» **Exercise requirements**:
**A.** In the portable GPS review, rewrite the paragraph that begins "And so it was this spring" as a short bulleted list, keeping its main facts.
**B.** Pick up the portable GPS review after its last sentence and continue it.

» **Extract to read**:
(begin)

Although glutted and confusing, one thing is certain about the portable GPS market: If you dont like the current models, wait around a couple of weeks, something else will come along shortly. With any luck, it might even better or at least cheaper than the current crop.
And so it was this spring, as Garmin and Lowrance rolled out yet two more portable GPS navigators into a market that hardly lacks choices. Garmin has gussied up the venerable GPS 90-one of the first mega-seller handhelds-with its 12-channel GPS chip and christened it the GPS 92 ($549 list, $499 on the street.) Lowrance, obviously intent on making its own mark in aviation GPS, introduced a new model, the AirMap 100, which sells for $599 list.
So, what are we talking here, the same song sung in a different key or do either of these things advance the cutting edge? More the former than the latter, in our view. The GPS 92 is clearly a better performing re-heat of the 90 and the AirMap 100 is but a repackaging of the 300 model, albeit one that we found attractive.

(end)

Element placement data:
(begin)

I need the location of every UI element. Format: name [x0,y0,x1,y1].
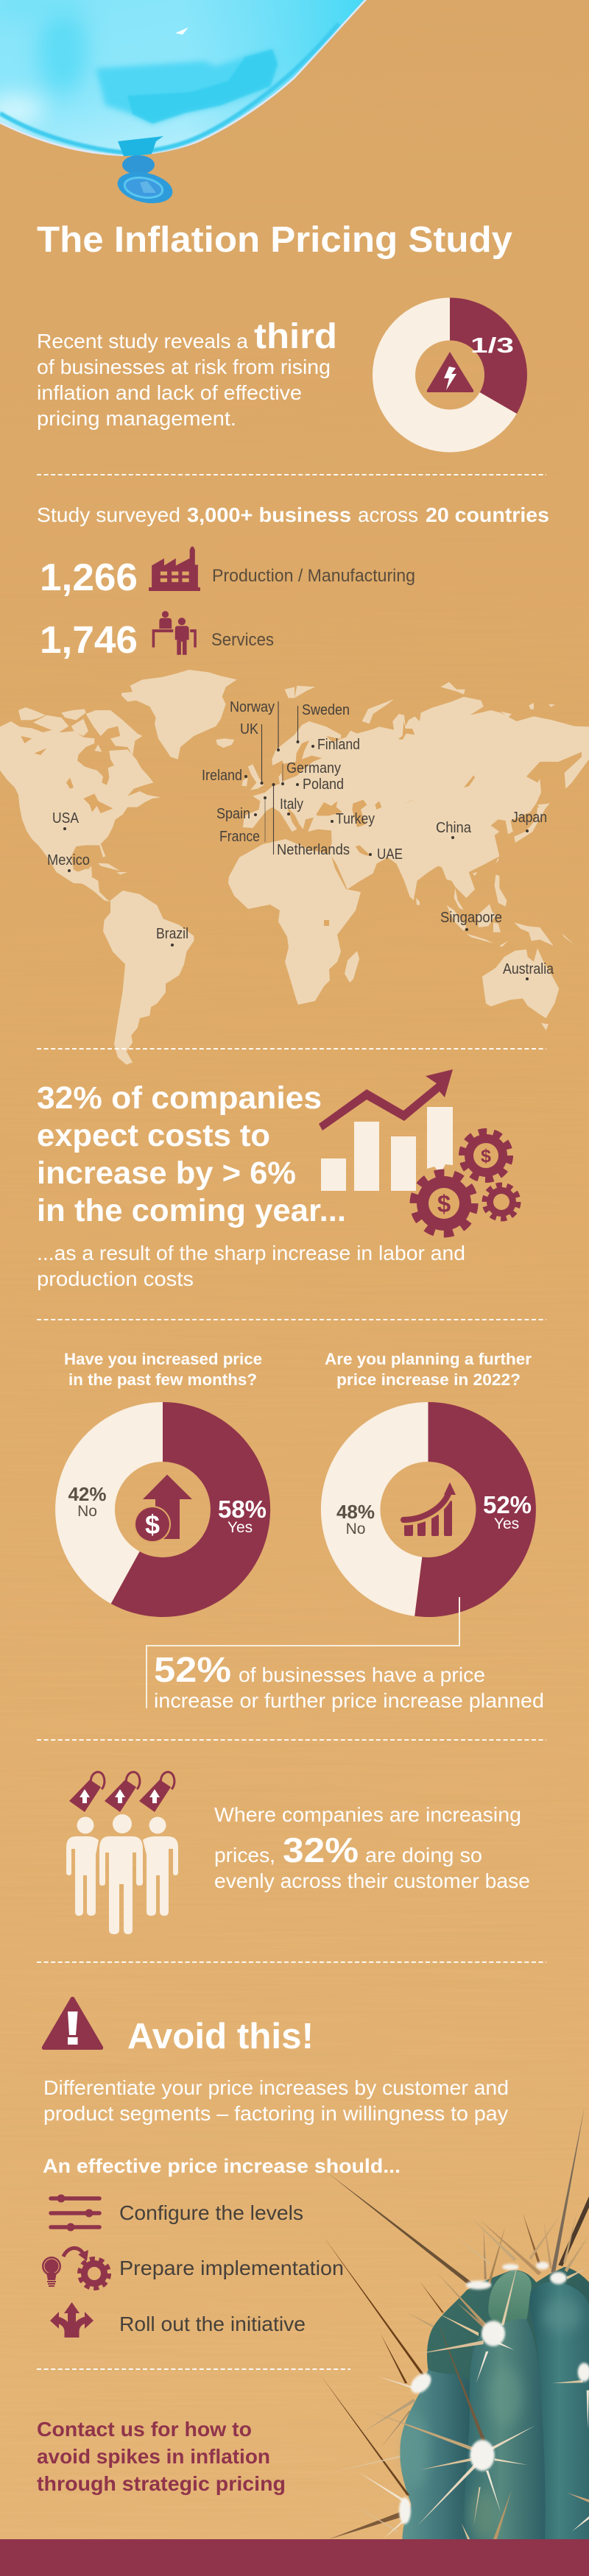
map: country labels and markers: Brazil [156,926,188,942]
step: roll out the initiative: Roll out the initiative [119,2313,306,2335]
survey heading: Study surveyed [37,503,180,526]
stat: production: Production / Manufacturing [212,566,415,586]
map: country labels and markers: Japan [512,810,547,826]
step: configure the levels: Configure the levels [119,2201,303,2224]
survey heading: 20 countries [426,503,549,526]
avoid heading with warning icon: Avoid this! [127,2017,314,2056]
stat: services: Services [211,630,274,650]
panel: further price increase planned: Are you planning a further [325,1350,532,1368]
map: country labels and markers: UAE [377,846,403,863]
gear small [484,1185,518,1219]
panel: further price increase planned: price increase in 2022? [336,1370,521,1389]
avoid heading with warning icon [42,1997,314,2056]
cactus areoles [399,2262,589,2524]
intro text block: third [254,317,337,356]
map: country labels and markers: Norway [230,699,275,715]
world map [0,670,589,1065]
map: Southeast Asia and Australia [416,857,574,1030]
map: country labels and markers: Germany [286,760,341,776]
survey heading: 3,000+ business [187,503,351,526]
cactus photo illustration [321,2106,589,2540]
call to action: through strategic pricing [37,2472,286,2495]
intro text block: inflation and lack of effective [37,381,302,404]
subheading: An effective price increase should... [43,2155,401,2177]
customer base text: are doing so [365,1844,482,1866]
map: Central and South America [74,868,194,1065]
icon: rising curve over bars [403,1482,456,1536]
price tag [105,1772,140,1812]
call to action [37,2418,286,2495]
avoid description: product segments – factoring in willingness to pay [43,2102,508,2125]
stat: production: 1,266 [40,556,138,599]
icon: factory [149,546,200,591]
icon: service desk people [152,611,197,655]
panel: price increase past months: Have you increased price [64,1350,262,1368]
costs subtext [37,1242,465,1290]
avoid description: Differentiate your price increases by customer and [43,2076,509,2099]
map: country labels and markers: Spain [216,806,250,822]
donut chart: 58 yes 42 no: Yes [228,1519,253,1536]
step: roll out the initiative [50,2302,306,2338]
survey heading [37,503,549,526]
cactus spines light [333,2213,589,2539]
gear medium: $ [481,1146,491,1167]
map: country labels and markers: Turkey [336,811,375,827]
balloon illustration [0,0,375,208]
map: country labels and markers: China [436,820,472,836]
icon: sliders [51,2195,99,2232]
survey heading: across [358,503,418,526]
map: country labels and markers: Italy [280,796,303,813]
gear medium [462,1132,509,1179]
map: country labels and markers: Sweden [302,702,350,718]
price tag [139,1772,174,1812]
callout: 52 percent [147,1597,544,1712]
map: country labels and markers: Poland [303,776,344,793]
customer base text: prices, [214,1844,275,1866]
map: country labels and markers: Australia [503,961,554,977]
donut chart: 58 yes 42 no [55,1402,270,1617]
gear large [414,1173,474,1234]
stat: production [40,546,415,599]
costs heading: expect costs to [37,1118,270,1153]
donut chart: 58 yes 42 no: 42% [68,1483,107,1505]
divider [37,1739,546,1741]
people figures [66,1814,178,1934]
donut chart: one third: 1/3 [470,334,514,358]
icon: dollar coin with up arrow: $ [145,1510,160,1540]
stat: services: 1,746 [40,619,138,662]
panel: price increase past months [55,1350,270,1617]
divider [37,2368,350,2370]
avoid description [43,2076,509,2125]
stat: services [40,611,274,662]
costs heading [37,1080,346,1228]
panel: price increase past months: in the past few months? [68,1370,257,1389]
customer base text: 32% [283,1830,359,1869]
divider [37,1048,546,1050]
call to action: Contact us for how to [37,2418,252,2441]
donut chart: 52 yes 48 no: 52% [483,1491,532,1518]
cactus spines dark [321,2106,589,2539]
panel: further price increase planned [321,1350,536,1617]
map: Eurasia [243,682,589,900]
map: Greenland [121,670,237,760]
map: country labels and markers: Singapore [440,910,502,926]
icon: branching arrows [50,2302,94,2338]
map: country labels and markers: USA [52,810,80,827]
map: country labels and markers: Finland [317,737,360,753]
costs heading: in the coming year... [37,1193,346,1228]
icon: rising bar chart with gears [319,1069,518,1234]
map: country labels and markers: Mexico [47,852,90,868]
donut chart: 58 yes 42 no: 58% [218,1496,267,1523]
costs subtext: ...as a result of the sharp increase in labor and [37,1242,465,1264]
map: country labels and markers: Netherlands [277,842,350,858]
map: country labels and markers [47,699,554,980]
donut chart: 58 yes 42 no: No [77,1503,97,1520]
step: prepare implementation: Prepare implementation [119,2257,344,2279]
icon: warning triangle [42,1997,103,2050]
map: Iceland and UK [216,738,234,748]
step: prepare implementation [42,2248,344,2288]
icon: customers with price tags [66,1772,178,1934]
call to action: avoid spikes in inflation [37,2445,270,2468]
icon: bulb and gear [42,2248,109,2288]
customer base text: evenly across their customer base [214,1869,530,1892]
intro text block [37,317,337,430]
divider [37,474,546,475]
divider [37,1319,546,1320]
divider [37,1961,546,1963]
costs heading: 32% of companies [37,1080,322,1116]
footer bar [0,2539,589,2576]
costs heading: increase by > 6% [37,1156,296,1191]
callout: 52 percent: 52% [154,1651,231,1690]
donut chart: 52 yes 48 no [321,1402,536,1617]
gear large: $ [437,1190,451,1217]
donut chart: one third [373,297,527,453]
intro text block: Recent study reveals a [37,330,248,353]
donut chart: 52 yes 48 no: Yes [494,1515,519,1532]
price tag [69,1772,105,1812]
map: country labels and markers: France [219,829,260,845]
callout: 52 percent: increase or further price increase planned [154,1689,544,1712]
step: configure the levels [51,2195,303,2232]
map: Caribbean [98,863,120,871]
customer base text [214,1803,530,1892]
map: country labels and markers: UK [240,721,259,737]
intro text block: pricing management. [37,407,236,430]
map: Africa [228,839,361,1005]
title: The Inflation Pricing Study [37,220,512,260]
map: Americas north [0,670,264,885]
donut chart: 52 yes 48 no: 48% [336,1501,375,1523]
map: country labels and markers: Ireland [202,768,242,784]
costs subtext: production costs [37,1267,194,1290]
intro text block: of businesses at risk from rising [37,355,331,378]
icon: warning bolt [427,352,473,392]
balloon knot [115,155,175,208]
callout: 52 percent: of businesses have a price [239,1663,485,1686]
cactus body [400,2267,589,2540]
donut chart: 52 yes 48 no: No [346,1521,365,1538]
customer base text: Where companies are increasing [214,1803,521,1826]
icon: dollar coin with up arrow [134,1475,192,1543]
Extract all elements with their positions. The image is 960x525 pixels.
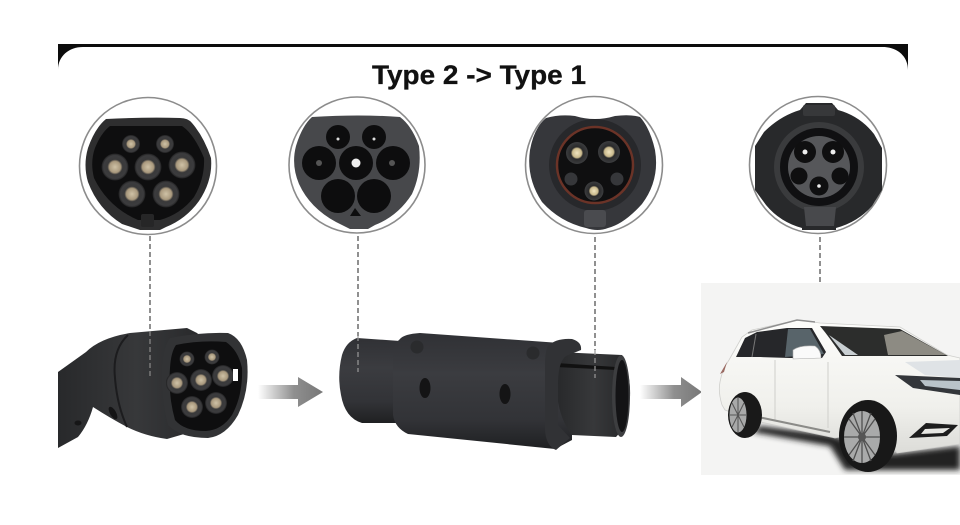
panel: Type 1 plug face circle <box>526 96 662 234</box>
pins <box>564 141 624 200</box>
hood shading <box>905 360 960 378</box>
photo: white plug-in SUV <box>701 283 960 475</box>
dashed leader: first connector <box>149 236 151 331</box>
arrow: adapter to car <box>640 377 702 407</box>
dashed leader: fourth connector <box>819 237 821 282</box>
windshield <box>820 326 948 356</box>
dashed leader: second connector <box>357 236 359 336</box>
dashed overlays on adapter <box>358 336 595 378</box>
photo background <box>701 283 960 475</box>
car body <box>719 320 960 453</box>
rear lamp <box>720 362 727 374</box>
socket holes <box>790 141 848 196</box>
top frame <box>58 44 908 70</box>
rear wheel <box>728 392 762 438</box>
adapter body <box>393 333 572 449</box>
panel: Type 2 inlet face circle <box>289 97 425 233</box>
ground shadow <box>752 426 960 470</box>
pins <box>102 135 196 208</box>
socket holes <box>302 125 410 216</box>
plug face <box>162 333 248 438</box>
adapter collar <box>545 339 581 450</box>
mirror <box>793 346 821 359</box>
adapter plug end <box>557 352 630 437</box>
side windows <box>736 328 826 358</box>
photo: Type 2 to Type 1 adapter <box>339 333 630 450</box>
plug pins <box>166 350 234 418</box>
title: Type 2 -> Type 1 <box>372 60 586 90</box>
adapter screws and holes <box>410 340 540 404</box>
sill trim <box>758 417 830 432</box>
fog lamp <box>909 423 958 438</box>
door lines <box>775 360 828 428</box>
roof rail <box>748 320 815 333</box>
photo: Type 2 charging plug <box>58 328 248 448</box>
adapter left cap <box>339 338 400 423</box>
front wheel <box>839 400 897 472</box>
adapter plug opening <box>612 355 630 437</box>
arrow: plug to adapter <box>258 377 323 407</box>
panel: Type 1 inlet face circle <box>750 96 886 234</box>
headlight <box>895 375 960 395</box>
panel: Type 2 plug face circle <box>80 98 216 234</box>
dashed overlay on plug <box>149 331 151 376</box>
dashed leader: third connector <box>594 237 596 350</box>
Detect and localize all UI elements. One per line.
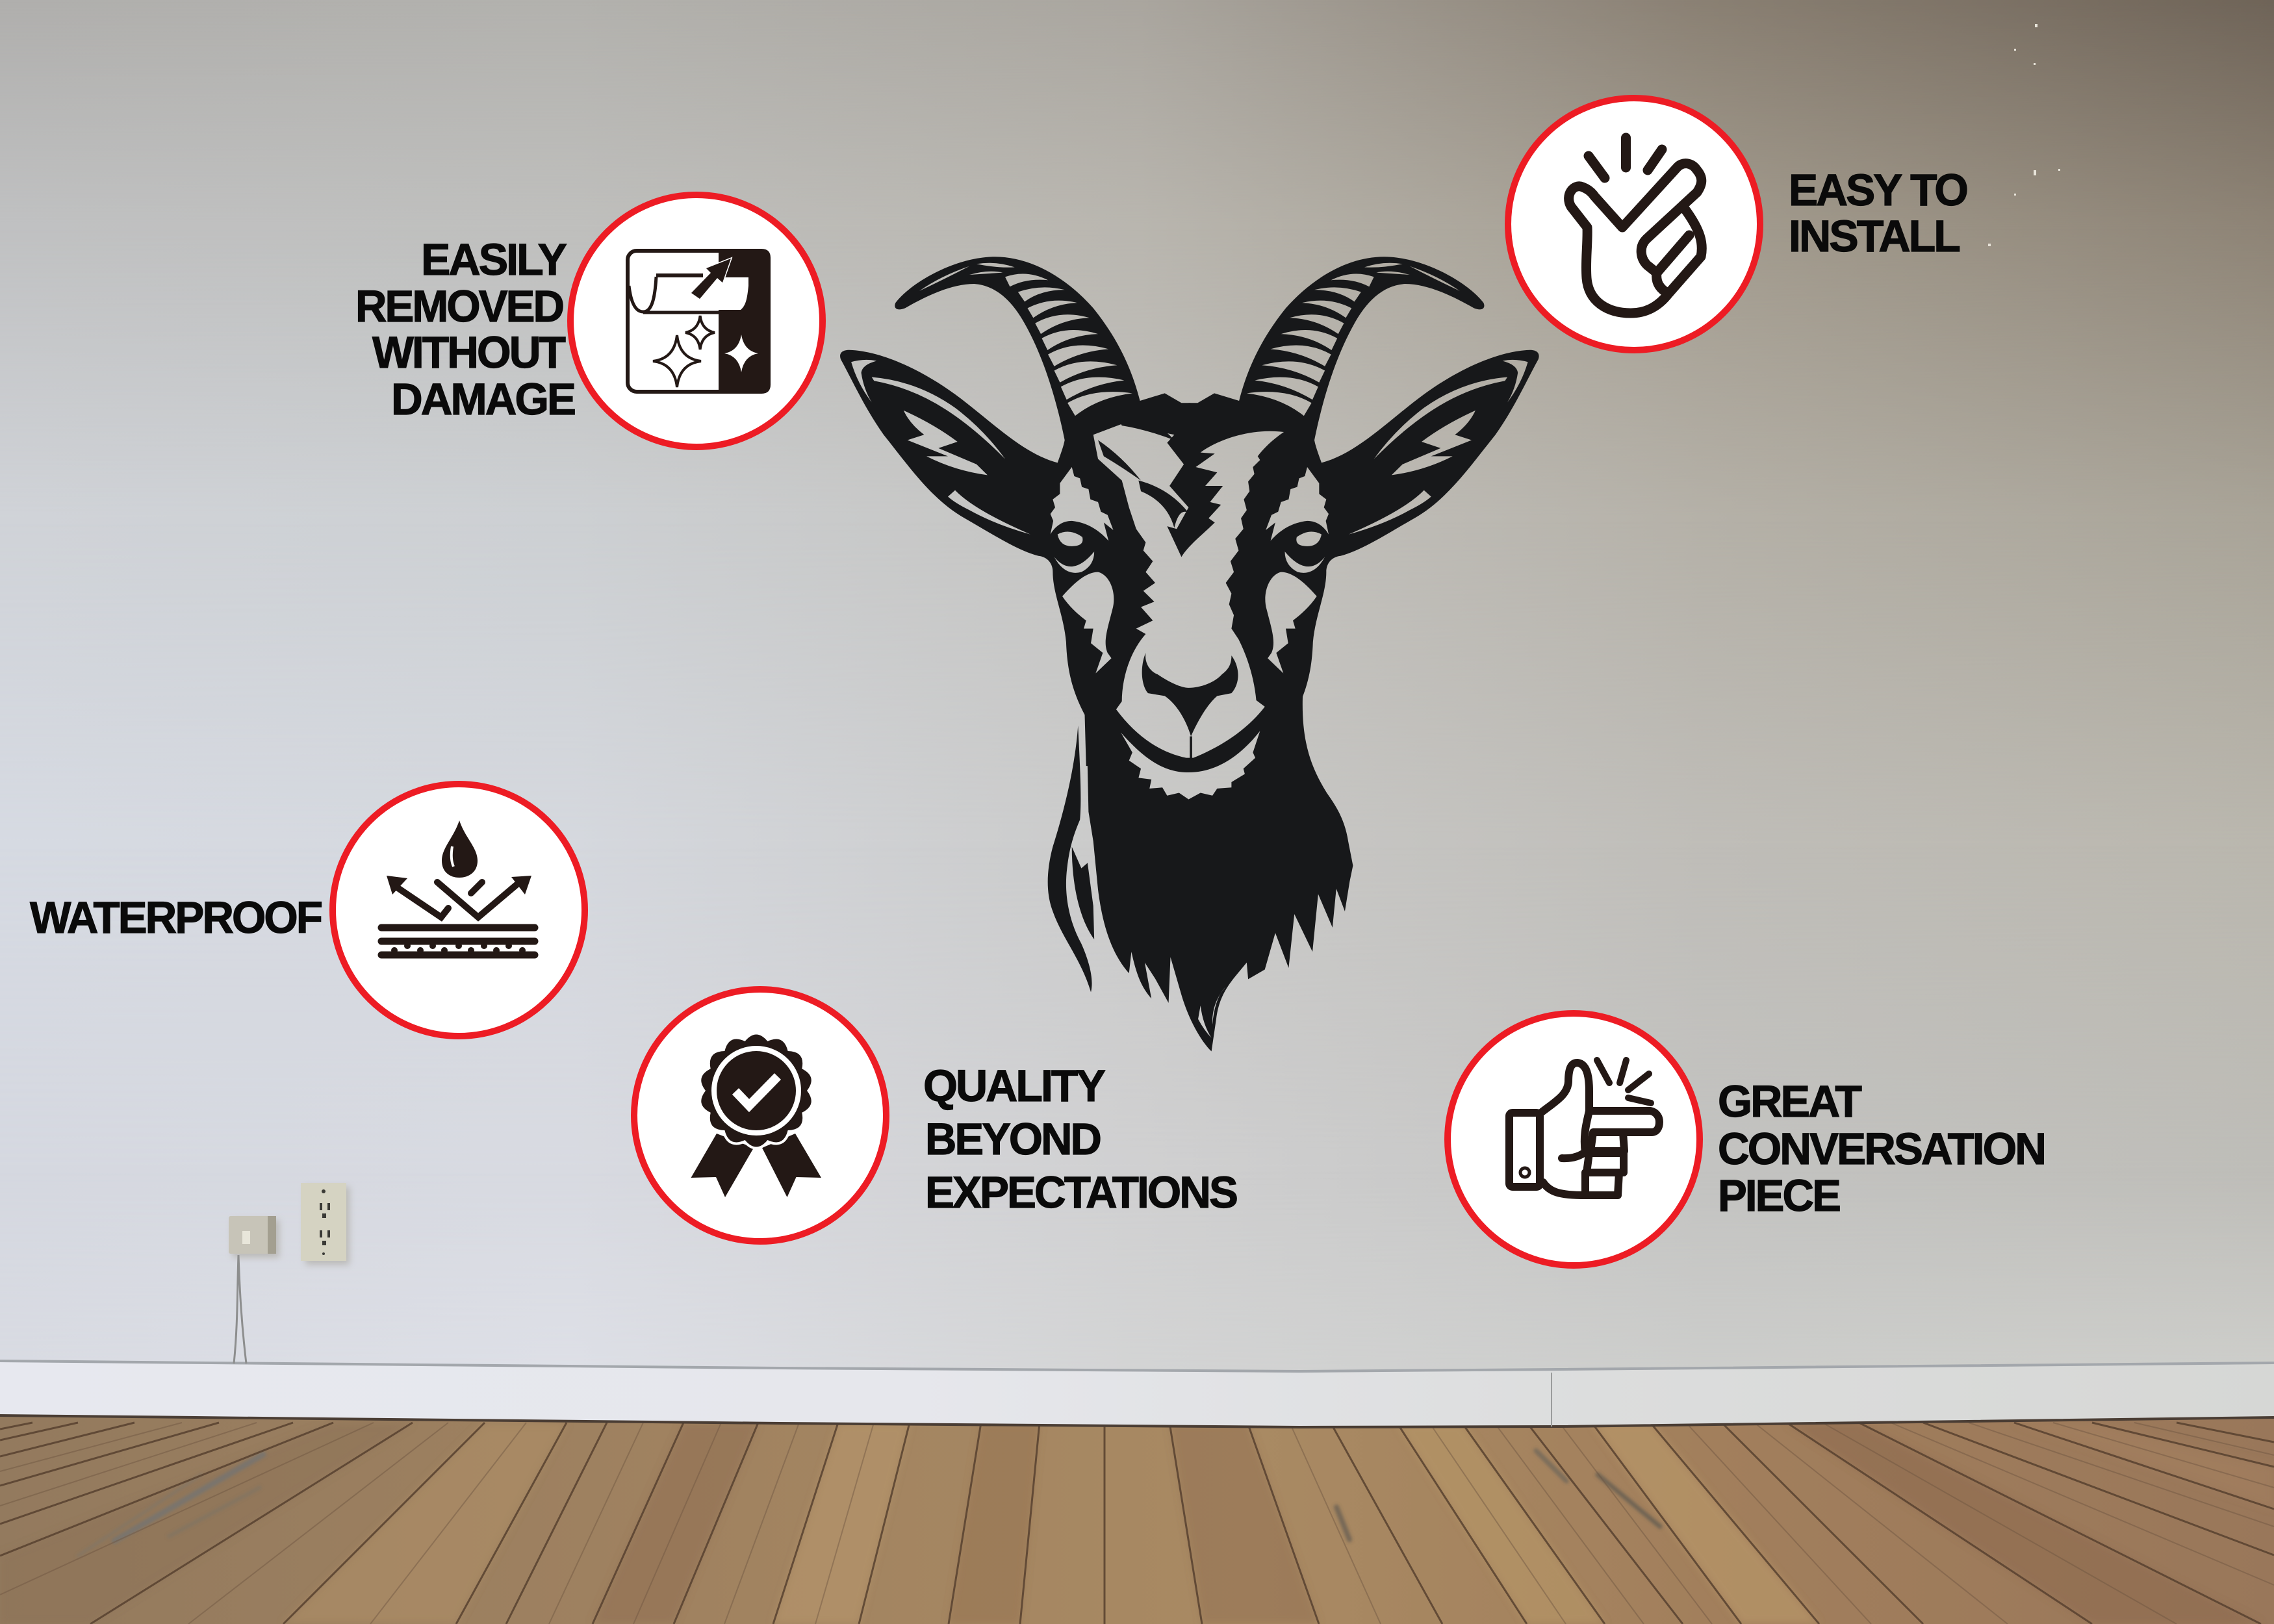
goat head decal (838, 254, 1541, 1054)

(end)

» **Replies**:
**A.**
- This spring, Garmin and Lowrance each released another portable GPS navigator into a market already full of choices.
- Garmin's GPS 92 is an updated GPS 90, one of the first mega-seller handhelds, now with a 12-channel GPS chip. It lists at $549 and sells for $499 on the street.
- Lowrance's new AirMap 100 lists at $599 and shows the company is intent on making its own mark in aviation GPS.

**B.**
Nonetheless, both companies have cleverly tweaked the price points such that these two full-featured units are distanced far enough from the top-of-the-line products to give buyers pause. (These guys are no dummies.)
When Garmins GPS 90 hit the streets in the spring of 1995, it caused a stir, chiefly because it packed a decent moving map, a huge database and a simple operating scheme into a compact package at what soon proved to be the magic price: about $700.
It’s had two weaknesses: Reading the flyspeck typography on the small screen was like taking an eye test and the single-channel, fast-multiplexing receiver would occasionally go stupid. But by contemporary standards, the competition was ever-so-slightly stupider so Garmin held sway.
The GPS 92 addresses both shortcomings. Garmin equipped it with the new 12-channel receiver which has proven to be a terrific performer in the GPS 195 and GPS III Pilot. The screen, although the same diminutive 1 1/2 by 2 1/8-inch size overall, has slightly improved typography, thanks to bolder fonts. Side-by-side with a GPS 90, the difference is noticeable but we didnt feel our pulse rocketing into the danger zone.
Garmin also added Class D airspace boundaries (see photo above) which can be set to display at user-defined map scales. The map also shows Class B and C, plus MOAs and restricted areas. Airspace alarms can be suppressed individually by airspace type and they can be de-cluttered from the map display.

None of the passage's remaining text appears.